--- begin Task material ---

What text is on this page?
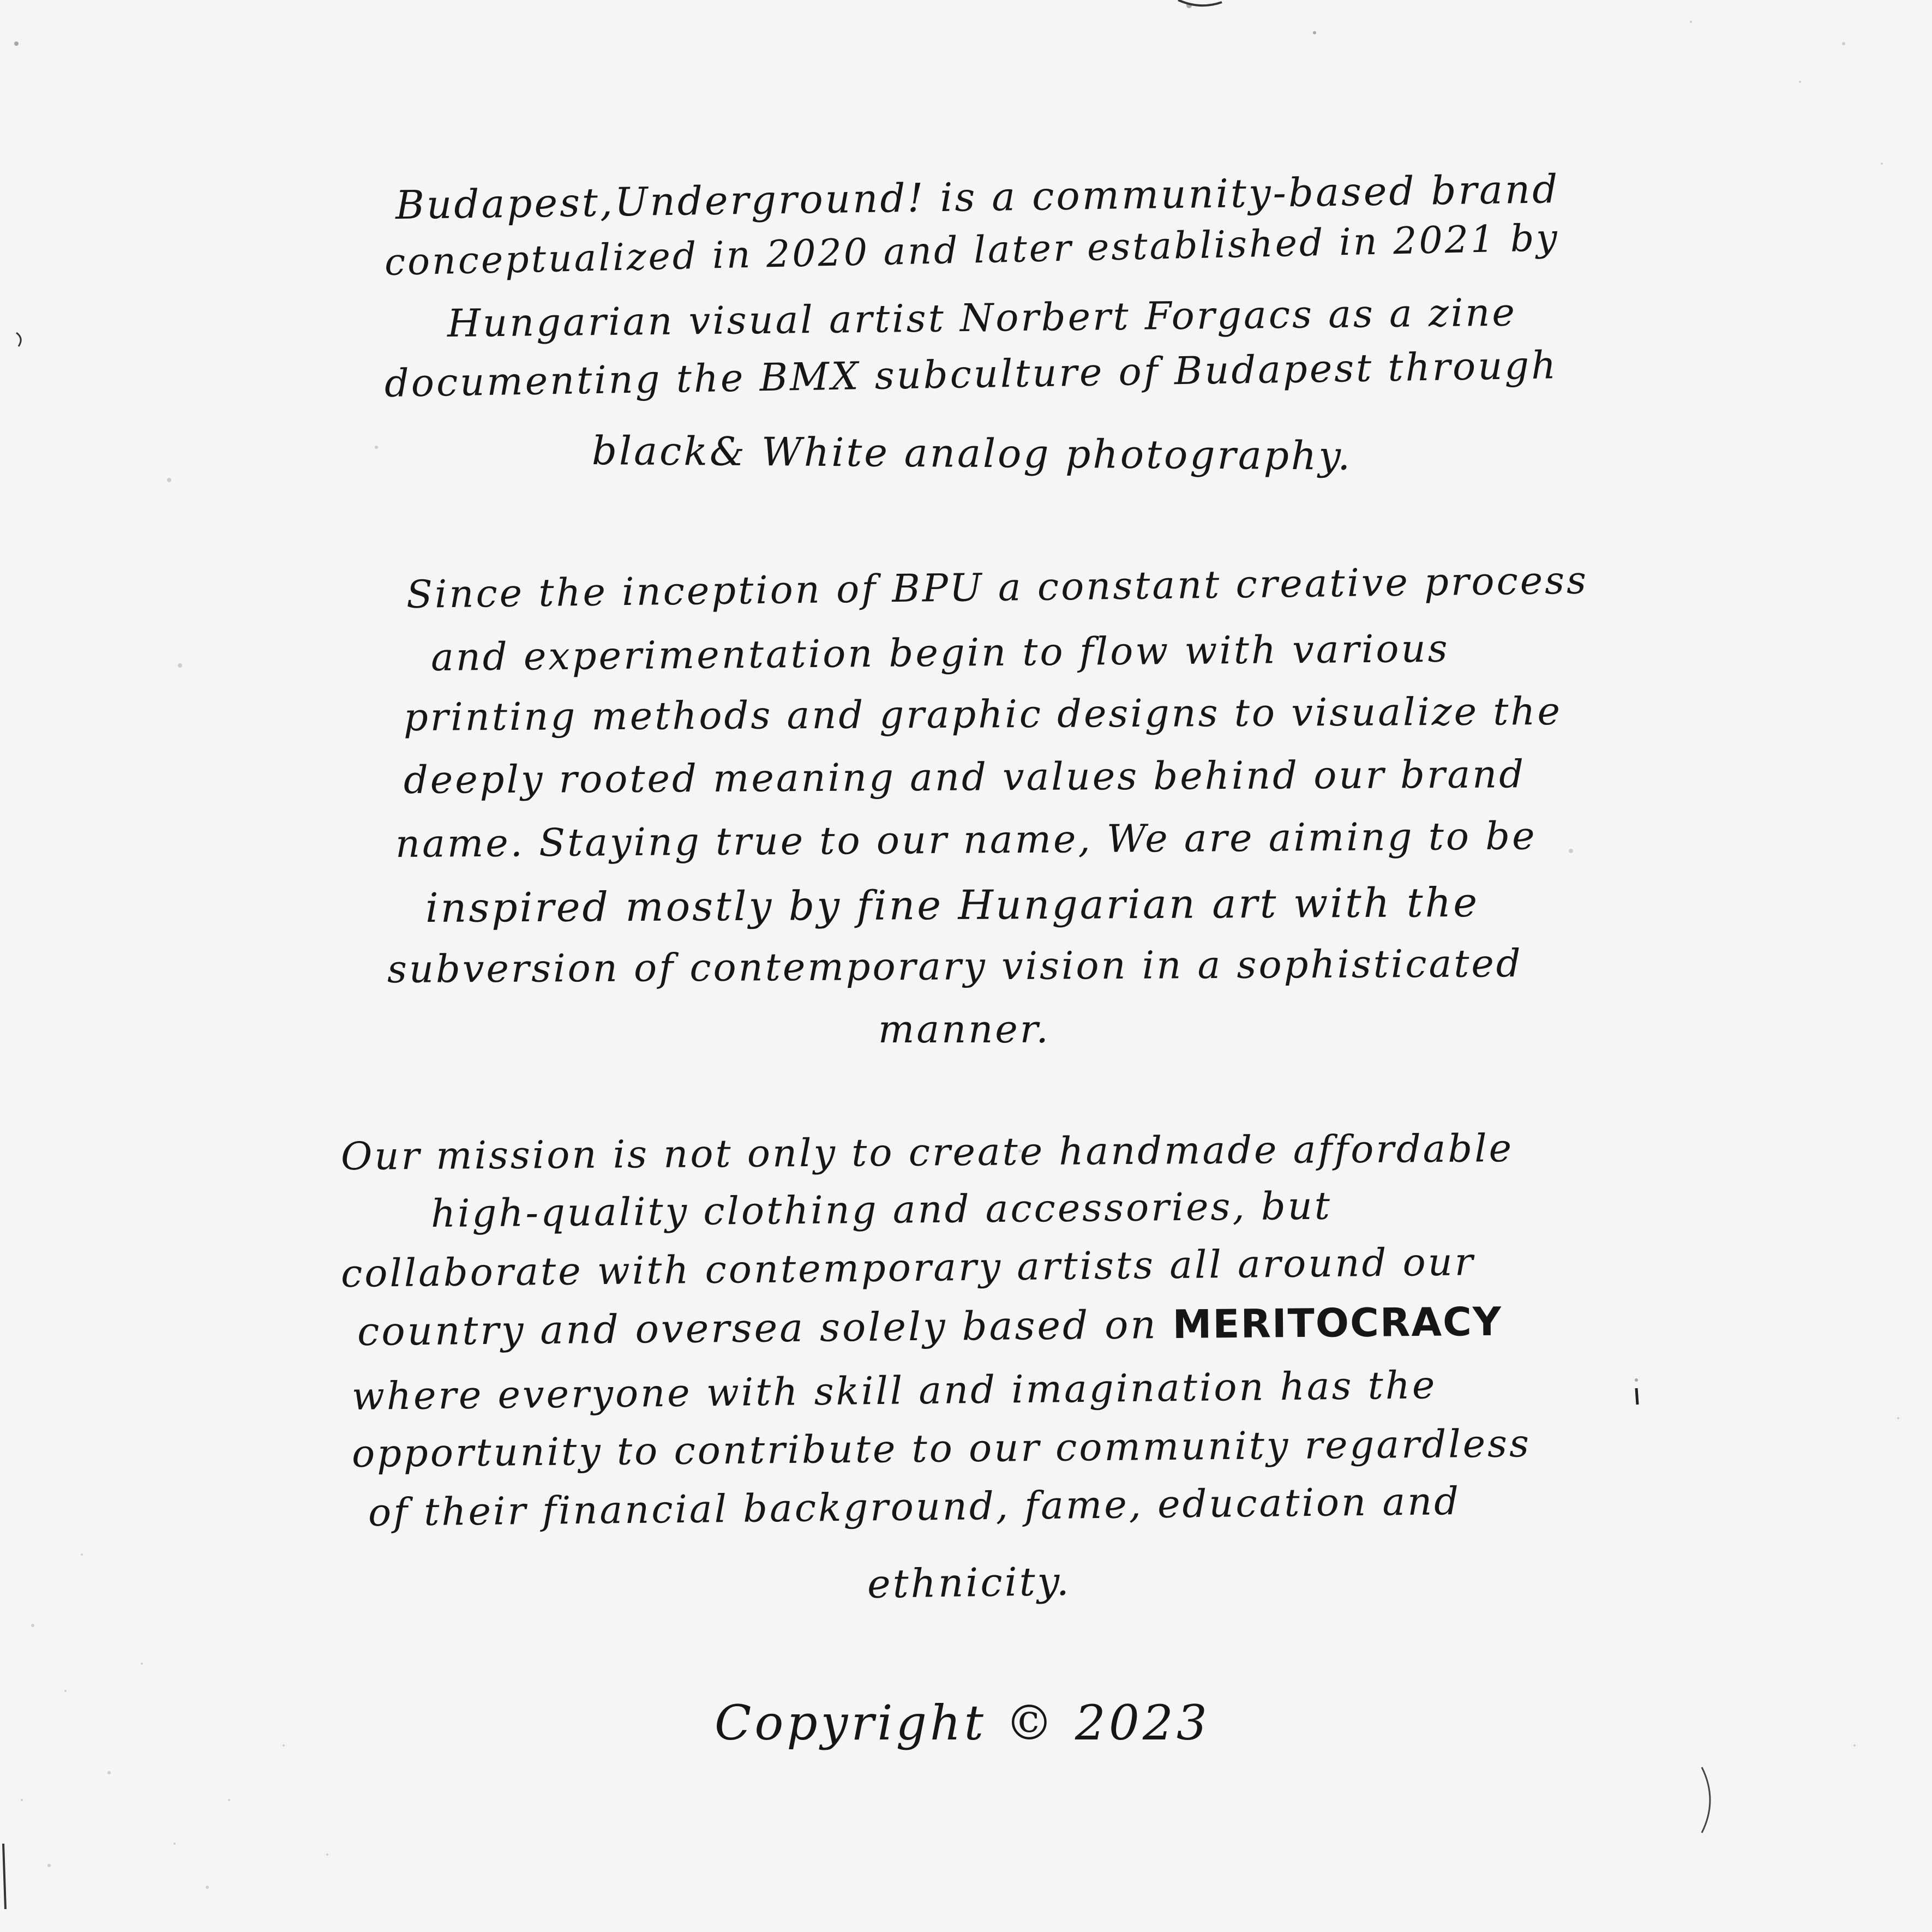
Budapest,Underground! is a community-based brand
conceptualized in 2020 and later established in 2021 by
Hungarian visual artist Norbert Forgacs as a zine
documenting the BMX subculture of Budapest through
black& White analog photography.
Since the inception of BPU a constant creative process
and experimentation begin to flow with various
printing methods and graphic designs to visualize the
deeply rooted meaning and values behind our brand
name. Staying true to our name, We are aiming to be
inspired mostly by fine Hungarian art with the
subversion of contemporary vision in a sophisticated
manner.
Our mission is not only to create handmade affordable
high-quality clothing and accessories, but
collaborate with contemporary artists all around our
country and oversea solely based on MERITOCRACY
where everyone with skill and imagination has the
opportunity to contribute to our community regardless
of their financial background, fame, education and
ethnicity.
Copyright © 2023
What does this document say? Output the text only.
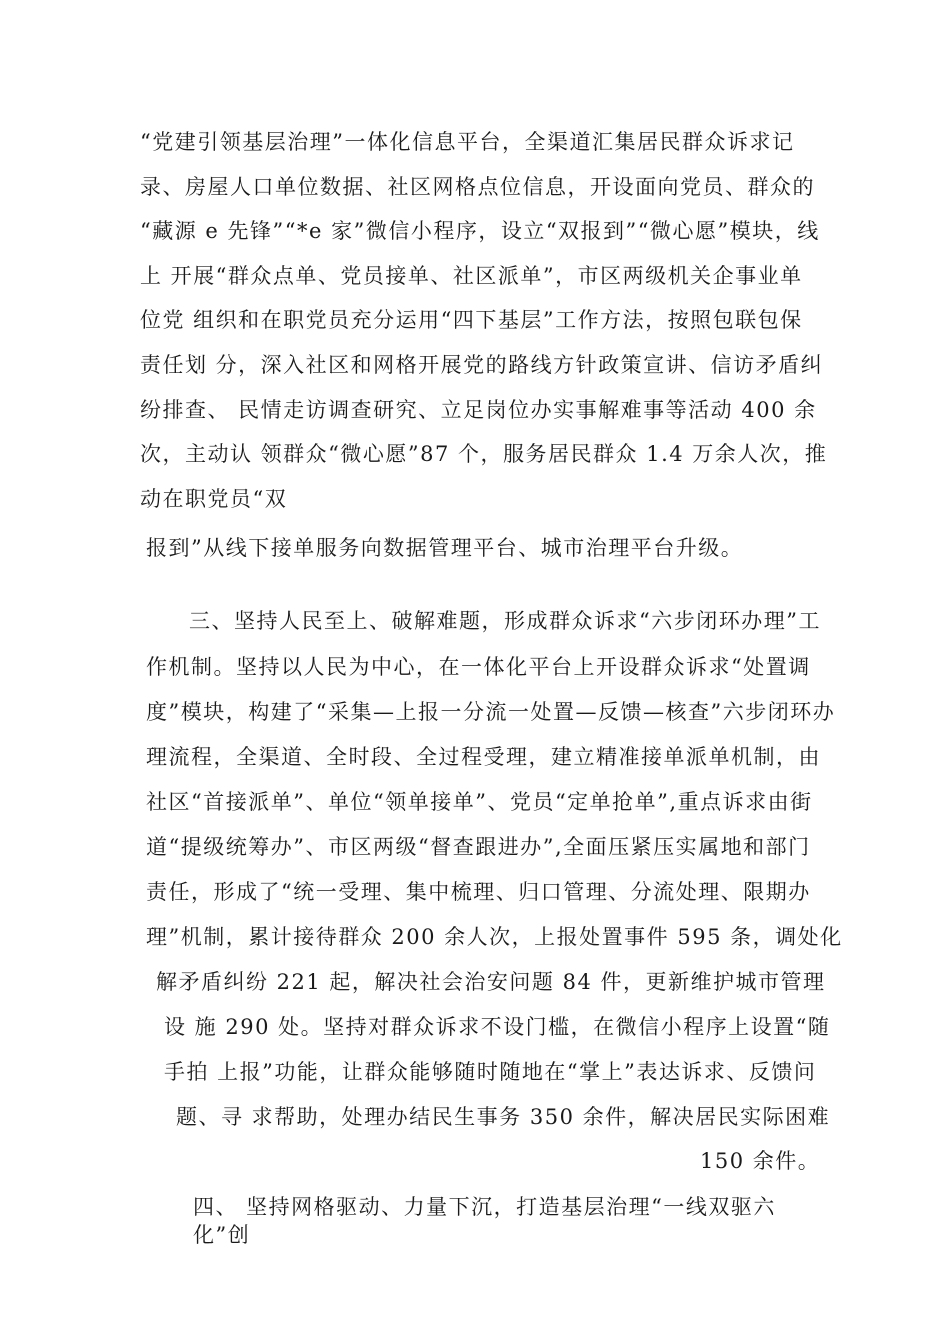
“党建引领基层治理”一体化信息平台，全渠道汇集居民群众诉求记
录、房屋人口单位数据、社区网格点位信息，开设面向党员、群众的
“藏源 e 先锋”“*e 家”微信小程序，设立“双报到”“微心愿”模块，线
上 开展“群众点单、党员接单、社区派单”，市区两级机关企事业单
位党 组织和在职党员充分运用“四下基层”工作方法，按照包联包保
责任划 分，深入社区和网格开展党的路线方针政策宣讲、信访矛盾纠
纷排查、 民情走访调查研究、立足岗位办实事解难事等活动 400 余
次，主动认 领群众“微心愿”87 个，服务居民群众 1.4 万余人次，推
动在职党员“双
报到”从线下接单服务向数据管理平台、城市治理平台升级。
三、坚持人民至上、破解难题，形成群众诉求“六步闭环办理”工
作机制。坚持以人民为中心，在一体化平台上开设群众诉求“处置调
度”模块，构建了“采集—上报一分流一处置—反馈—核查”六步闭环办
理流程，全渠道、全时段、全过程受理，建立精准接单派单机制，由
社区“首接派单”、单位“领单接单”、党员“定单抢单”,重点诉求由街
道“提级统筹办”、市区两级“督查跟进办”,全面压紧压实属地和部门
责任，形成了“统一受理、集中梳理、归口管理、分流处理、限期办
理”机制，累计接待群众 200 余人次，上报处置事件 595 条，调处化
解矛盾纠纷 221 起，解决社会治安问题 84 件，更新维护城市管理
设 施 290 处。坚持对群众诉求不设门槛，在微信小程序上设置“随
手拍 上报”功能，让群众能够随时随地在“掌上”表达诉求、反馈问
题、寻 求帮助，处理办结民生事务 350 余件，解决居民实际困难
150 余件。
四、 坚持网格驱动、力量下沉，打造基层治理“一线双驱六
化”创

--- end Task material ---

* [Work to do]: Print, exactly and only, the lines running from the line with "What does this" through the last line of the data, including both. Skip any picture.

* [Answer]:
What does this document say? Output the text only.
“党建引领基层治理”一体化信息平台，全渠道汇集居民群众诉求记
录、房屋人口单位数据、社区网格点位信息，开设面向党员、群众的
“藏源 e 先锋”“*e 家”微信小程序，设立“双报到”“微心愿”模块，线
上 开展“群众点单、党员接单、社区派单”，市区两级机关企事业单
位党 组织和在职党员充分运用“四下基层”工作方法，按照包联包保
责任划 分，深入社区和网格开展党的路线方针政策宣讲、信访矛盾纠
纷排查、 民情走访调查研究、立足岗位办实事解难事等活动 400 余
次，主动认 领群众“微心愿”87 个，服务居民群众 1.4 万余人次，推
动在职党员“双
报到”从线下接单服务向数据管理平台、城市治理平台升级。
三、坚持人民至上、破解难题，形成群众诉求“六步闭环办理”工
作机制。坚持以人民为中心，在一体化平台上开设群众诉求“处置调
度”模块，构建了“采集—上报一分流一处置—反馈—核查”六步闭环办
理流程，全渠道、全时段、全过程受理，建立精准接单派单机制，由
社区“首接派单”、单位“领单接单”、党员“定单抢单”,重点诉求由街
道“提级统筹办”、市区两级“督查跟进办”,全面压紧压实属地和部门
责任，形成了“统一受理、集中梳理、归口管理、分流处理、限期办
理”机制，累计接待群众 200 余人次，上报处置事件 595 条，调处化
解矛盾纠纷 221 起，解决社会治安问题 84 件，更新维护城市管理
设 施 290 处。坚持对群众诉求不设门槛，在微信小程序上设置“随
手拍 上报”功能，让群众能够随时随地在“掌上”表达诉求、反馈问
题、寻 求帮助，处理办结民生事务 350 余件，解决居民实际困难
150 余件。
四、 坚持网格驱动、力量下沉，打造基层治理“一线双驱六
化”创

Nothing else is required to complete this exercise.